++++ Excerpted records ++++

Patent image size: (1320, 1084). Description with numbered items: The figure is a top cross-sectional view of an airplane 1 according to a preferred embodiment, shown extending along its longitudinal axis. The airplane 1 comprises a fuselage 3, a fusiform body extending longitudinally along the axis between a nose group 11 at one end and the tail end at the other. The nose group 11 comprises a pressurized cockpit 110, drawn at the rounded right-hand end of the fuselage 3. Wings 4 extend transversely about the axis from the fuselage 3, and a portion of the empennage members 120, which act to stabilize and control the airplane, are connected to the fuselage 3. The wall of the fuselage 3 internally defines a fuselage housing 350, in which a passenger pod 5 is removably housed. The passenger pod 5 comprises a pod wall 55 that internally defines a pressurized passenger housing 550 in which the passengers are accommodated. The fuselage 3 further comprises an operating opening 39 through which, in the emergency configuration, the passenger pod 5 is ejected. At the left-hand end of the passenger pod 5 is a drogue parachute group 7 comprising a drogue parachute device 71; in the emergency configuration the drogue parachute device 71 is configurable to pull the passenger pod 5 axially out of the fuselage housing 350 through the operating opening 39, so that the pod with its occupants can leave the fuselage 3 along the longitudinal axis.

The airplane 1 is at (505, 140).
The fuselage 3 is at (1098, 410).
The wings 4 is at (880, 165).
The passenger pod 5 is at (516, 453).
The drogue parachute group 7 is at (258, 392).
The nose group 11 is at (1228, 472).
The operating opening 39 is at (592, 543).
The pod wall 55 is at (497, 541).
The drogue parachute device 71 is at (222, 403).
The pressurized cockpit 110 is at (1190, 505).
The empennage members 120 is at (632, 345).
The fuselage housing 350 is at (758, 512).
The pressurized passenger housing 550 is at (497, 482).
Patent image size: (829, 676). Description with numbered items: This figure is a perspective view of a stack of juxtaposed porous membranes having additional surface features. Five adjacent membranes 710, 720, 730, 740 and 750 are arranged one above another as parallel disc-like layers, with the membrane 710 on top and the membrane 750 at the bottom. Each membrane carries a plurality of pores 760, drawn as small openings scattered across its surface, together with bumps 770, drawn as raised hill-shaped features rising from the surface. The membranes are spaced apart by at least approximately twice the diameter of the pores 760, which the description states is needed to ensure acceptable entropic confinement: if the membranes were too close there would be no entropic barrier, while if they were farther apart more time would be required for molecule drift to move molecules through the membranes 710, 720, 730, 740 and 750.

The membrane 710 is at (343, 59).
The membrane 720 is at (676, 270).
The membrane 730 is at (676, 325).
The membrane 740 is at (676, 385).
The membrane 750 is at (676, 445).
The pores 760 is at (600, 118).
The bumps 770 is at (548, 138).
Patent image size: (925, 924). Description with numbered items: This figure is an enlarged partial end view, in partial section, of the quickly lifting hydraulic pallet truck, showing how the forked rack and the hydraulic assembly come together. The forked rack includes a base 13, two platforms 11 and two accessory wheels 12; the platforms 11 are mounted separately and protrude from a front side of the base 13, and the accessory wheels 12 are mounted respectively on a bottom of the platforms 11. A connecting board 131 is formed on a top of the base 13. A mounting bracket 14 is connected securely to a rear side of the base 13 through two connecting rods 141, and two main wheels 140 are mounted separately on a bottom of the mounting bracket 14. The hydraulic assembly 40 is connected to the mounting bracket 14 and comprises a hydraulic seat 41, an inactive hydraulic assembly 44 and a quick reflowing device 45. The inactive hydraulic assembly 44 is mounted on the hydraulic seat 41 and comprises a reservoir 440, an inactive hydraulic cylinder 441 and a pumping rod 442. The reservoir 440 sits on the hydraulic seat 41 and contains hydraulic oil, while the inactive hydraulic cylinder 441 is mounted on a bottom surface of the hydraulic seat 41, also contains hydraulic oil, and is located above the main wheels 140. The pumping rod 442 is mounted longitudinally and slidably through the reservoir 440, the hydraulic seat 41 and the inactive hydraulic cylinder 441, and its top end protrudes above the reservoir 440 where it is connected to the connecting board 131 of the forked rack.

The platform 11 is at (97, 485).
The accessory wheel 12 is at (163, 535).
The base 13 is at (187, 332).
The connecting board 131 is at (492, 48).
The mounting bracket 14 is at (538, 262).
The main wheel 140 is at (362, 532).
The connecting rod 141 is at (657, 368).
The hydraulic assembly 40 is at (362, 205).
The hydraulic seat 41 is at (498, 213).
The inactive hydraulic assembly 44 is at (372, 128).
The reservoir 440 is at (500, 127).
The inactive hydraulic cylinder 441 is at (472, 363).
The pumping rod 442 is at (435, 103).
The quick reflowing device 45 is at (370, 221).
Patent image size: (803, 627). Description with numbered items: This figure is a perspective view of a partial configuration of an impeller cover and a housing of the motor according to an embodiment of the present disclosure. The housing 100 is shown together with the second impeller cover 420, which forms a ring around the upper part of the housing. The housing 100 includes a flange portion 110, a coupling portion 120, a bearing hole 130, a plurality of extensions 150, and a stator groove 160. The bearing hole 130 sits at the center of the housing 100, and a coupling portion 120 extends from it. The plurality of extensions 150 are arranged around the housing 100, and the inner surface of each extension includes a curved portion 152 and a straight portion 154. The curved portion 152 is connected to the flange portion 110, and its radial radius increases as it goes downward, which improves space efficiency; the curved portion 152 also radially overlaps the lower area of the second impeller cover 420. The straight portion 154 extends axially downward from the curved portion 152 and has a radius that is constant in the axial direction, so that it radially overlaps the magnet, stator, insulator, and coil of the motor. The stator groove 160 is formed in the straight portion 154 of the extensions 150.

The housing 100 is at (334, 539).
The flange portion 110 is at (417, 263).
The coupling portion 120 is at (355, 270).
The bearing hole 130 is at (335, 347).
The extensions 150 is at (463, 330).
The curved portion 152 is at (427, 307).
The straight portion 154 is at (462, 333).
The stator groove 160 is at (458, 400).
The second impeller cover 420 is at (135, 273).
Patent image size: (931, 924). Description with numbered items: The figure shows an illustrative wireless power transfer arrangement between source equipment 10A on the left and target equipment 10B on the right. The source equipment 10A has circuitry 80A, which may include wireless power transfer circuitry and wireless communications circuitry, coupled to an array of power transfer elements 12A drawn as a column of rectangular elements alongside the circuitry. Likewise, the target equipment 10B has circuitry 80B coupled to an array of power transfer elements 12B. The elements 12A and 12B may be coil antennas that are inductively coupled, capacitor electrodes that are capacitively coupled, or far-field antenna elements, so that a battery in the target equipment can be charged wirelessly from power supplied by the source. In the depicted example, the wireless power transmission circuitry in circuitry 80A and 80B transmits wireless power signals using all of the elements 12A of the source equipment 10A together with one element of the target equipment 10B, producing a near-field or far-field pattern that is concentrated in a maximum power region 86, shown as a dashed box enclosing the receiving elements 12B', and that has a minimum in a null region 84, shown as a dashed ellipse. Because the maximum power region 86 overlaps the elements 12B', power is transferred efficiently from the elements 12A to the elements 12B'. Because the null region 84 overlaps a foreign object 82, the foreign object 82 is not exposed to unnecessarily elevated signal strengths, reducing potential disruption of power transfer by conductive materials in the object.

++++

### Problem
Quote every line of the data above word for word, without changing anything.

### Output for this exercise
Patent image size: (1320, 1084). Description with numbered items: The figure is a top cross-sectional view of an airplane 1 according to a preferred embodiment, shown extending along its longitudinal axis. The airplane 1 comprises a fuselage 3, a fusiform body extending longitudinally along the axis between a nose group 11 at one end and the tail end at the other. The nose group 11 comprises a pressurized cockpit 110, drawn at the rounded right-hand end of the fuselage 3. Wings 4 extend transversely about the axis from the fuselage 3, and a portion of the empennage members 120, which act to stabilize and control the airplane, are connected to the fuselage 3. The wall of the fuselage 3 internally defines a fuselage housing 350, in which a passenger pod 5 is removably housed. The passenger pod 5 comprises a pod wall 55 that internally defines a pressurized passenger housing 550 in which the passengers are accommodated. The fuselage 3 further comprises an operating opening 39 through which, in the emergency configuration, the passenger pod 5 is ejected. At the left-hand end of the passenger pod 5 is a drogue parachute group 7 comprising a drogue parachute device 71; in the emergency configuration the drogue parachute device 71 is configurable to pull the passenger pod 5 axially out of the fuselage housing 350 through the operating opening 39, so that the pod with its occupants can leave the fuselage 3 along the longitudinal axis.

The airplane 1 is at (505, 140).
The fuselage 3 is at (1098, 410).
The wings 4 is at (880, 165).
The passenger pod 5 is at (516, 453).
The drogue parachute group 7 is at (258, 392).
The nose group 11 is at (1228, 472).
The operating opening 39 is at (592, 543).
The pod wall 55 is at (497, 541).
The drogue parachute device 71 is at (222, 403).
The pressurized cockpit 110 is at (1190, 505).
The empennage members 120 is at (632, 345).
The fuselage housing 350 is at (758, 512).
The pressurized passenger housing 550 is at (497, 482).
Patent image size: (829, 676). Description with numbered items: This figure is a perspective view of a stack of juxtaposed porous membranes having additional surface features. Five adjacent membranes 710, 720, 730, 740 and 750 are arranged one above another as parallel disc-like layers, with the membrane 710 on top and the membrane 750 at the bottom. Each membrane carries a plurality of pores 760, drawn as small openings scattered across its surface, together with bumps 770, drawn as raised hill-shaped features rising from the surface. The membranes are spaced apart by at least approximately twice the diameter of the pores 760, which the description states is needed to ensure acceptable entropic confinement: if the membranes were too close there would be no entropic barrier, while if they were farther apart more time would be required for molecule drift to move molecules through the membranes 710, 720, 730, 740 and 750.

The membrane 710 is at (343, 59).
The membrane 720 is at (676, 270).
The membrane 730 is at (676, 325).
The membrane 740 is at (676, 385).
The membrane 750 is at (676, 445).
The pores 760 is at (600, 118).
The bumps 770 is at (548, 138).
Patent image size: (925, 924). Description with numbered items: This figure is an enlarged partial end view, in partial section, of the quickly lifting hydraulic pallet truck, showing how the forked rack and the hydraulic assembly come together. The forked rack includes a base 13, two platforms 11 and two accessory wheels 12; the platforms 11 are mounted separately and protrude from a front side of the base 13, and the accessory wheels 12 are mounted respectively on a bottom of the platforms 11. A connecting board 131 is formed on a top of the base 13. A mounting bracket 14 is connected securely to a rear side of the base 13 through two connecting rods 141, and two main wheels 140 are mounted separately on a bottom of the mounting bracket 14. The hydraulic assembly 40 is connected to the mounting bracket 14 and comprises a hydraulic seat 41, an inactive hydraulic assembly 44 and a quick reflowing device 45. The inactive hydraulic assembly 44 is mounted on the hydraulic seat 41 and comprises a reservoir 440, an inactive hydraulic cylinder 441 and a pumping rod 442. The reservoir 440 sits on the hydraulic seat 41 and contains hydraulic oil, while the inactive hydraulic cylinder 441 is mounted on a bottom surface of the hydraulic seat 41, also contains hydraulic oil, and is located above the main wheels 140. The pumping rod 442 is mounted longitudinally and slidably through the reservoir 440, the hydraulic seat 41 and the inactive hydraulic cylinder 441, and its top end protrudes above the reservoir 440 where it is connected to the connecting board 131 of the forked rack.

The platform 11 is at (97, 485).
The accessory wheel 12 is at (163, 535).
The base 13 is at (187, 332).
The connecting board 131 is at (492, 48).
The mounting bracket 14 is at (538, 262).
The main wheel 140 is at (362, 532).
The connecting rod 141 is at (657, 368).
The hydraulic assembly 40 is at (362, 205).
The hydraulic seat 41 is at (498, 213).
The inactive hydraulic assembly 44 is at (372, 128).
The reservoir 440 is at (500, 127).
The inactive hydraulic cylinder 441 is at (472, 363).
The pumping rod 442 is at (435, 103).
The quick reflowing device 45 is at (370, 221).
Patent image size: (803, 627). Description with numbered items: This figure is a perspective view of a partial configuration of an impeller cover and a housing of the motor according to an embodiment of the present disclosure. The housing 100 is shown together with the second impeller cover 420, which forms a ring around the upper part of the housing. The housing 100 includes a flange portion 110, a coupling portion 120, a bearing hole 130, a plurality of extensions 150, and a stator groove 160. The bearing hole 130 sits at the center of the housing 100, and a coupling portion 120 extends from it. The plurality of extensions 150 are arranged around the housing 100, and the inner surface of each extension includes a curved portion 152 and a straight portion 154. The curved portion 152 is connected to the flange portion 110, and its radial radius increases as it goes downward, which improves space efficiency; the curved portion 152 also radially overlaps the lower area of the second impeller cover 420. The straight portion 154 extends axially downward from the curved portion 152 and has a radius that is constant in the axial direction, so that it radially overlaps the magnet, stator, insulator, and coil of the motor. The stator groove 160 is formed in the straight portion 154 of the extensions 150.

The housing 100 is at (334, 539).
The flange portion 110 is at (417, 263).
The coupling portion 120 is at (355, 270).
The bearing hole 130 is at (335, 347).
The extensions 150 is at (463, 330).
The curved portion 152 is at (427, 307).
The straight portion 154 is at (462, 333).
The stator groove 160 is at (458, 400).
The second impeller cover 420 is at (135, 273).
Patent image size: (931, 924). Description with numbered items: The figure shows an illustrative wireless power transfer arrangement between source equipment 10A on the left and target equipment 10B on the right. The source equipment 10A has circuitry 80A, which may include wireless power transfer circuitry and wireless communications circuitry, coupled to an array of power transfer elements 12A drawn as a column of rectangular elements alongside the circuitry. Likewise, the target equipment 10B has circuitry 80B coupled to an array of power transfer elements 12B. The elements 12A and 12B may be coil antennas that are inductively coupled, capacitor electrodes that are capacitively coupled, or far-field antenna elements, so that a battery in the target equipment can be charged wirelessly from power supplied by the source. In the depicted example, the wireless power transmission circuitry in circuitry 80A and 80B transmits wireless power signals using all of the elements 12A of the source equipment 10A together with one element of the target equipment 10B, producing a near-field or far-field pattern that is concentrated in a maximum power region 86, shown as a dashed box enclosing the receiving elements 12B', and that has a minimum in a null region 84, shown as a dashed ellipse. Because the maximum power region 86 overlaps the elements 12B', power is transferred efficiently from the elements 12A to the elements 12B'. Because the null region 84 overlaps a foreign object 82, the foreign object 82 is not exposed to unnecessarily elevated signal strengths, reducing potential disruption of power transfer by conductive materials in the object.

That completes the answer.